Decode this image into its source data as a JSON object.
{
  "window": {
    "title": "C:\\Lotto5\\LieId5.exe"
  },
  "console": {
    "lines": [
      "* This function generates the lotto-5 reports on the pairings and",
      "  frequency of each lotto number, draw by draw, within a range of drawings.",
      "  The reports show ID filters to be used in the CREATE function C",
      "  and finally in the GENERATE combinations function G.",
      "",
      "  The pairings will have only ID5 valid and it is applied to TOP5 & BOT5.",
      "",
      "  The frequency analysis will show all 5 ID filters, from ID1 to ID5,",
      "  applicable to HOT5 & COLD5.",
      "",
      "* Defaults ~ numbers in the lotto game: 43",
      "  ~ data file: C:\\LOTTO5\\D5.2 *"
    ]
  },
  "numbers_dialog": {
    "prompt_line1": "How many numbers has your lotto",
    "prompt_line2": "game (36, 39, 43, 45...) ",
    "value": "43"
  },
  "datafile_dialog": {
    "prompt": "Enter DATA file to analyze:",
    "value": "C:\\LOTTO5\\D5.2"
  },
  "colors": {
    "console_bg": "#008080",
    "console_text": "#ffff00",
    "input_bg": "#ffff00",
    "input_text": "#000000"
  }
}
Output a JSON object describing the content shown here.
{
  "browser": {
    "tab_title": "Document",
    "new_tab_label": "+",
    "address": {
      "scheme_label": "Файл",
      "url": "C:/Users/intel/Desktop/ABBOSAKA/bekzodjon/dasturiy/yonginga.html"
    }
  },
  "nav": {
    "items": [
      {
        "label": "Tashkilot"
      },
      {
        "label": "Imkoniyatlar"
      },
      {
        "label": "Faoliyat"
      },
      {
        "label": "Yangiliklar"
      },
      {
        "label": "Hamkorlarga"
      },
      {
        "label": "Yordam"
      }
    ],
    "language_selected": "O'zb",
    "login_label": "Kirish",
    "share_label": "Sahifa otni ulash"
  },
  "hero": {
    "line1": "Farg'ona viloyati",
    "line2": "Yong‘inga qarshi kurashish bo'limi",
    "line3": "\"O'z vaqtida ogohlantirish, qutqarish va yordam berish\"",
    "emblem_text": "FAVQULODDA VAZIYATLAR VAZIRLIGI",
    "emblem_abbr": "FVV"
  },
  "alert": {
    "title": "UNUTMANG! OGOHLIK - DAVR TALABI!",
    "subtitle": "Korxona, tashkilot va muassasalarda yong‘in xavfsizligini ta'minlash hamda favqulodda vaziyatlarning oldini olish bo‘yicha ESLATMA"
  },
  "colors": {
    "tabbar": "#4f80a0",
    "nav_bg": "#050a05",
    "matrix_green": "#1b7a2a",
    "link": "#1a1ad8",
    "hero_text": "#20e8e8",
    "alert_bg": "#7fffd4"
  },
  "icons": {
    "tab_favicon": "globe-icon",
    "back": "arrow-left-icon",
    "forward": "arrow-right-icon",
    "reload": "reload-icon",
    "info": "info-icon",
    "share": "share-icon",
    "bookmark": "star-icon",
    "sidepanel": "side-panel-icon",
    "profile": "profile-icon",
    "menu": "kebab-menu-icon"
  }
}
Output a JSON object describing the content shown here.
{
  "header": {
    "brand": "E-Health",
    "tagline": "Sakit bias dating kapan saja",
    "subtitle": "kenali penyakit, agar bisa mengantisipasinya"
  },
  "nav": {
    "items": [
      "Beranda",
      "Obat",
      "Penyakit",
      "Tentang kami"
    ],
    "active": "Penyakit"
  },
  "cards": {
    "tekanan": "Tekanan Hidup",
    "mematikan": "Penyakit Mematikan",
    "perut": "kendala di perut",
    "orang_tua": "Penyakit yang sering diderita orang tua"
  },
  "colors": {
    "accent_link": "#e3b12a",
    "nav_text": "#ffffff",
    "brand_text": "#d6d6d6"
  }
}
════════
Your objective:
Among the entries above, identify all lines with "reports" and copy them.

Answer to this problem:
      "* This function generates the lotto-5 reports on the pairings and",
      "  The reports show ID filters to be used in the CREATE function C",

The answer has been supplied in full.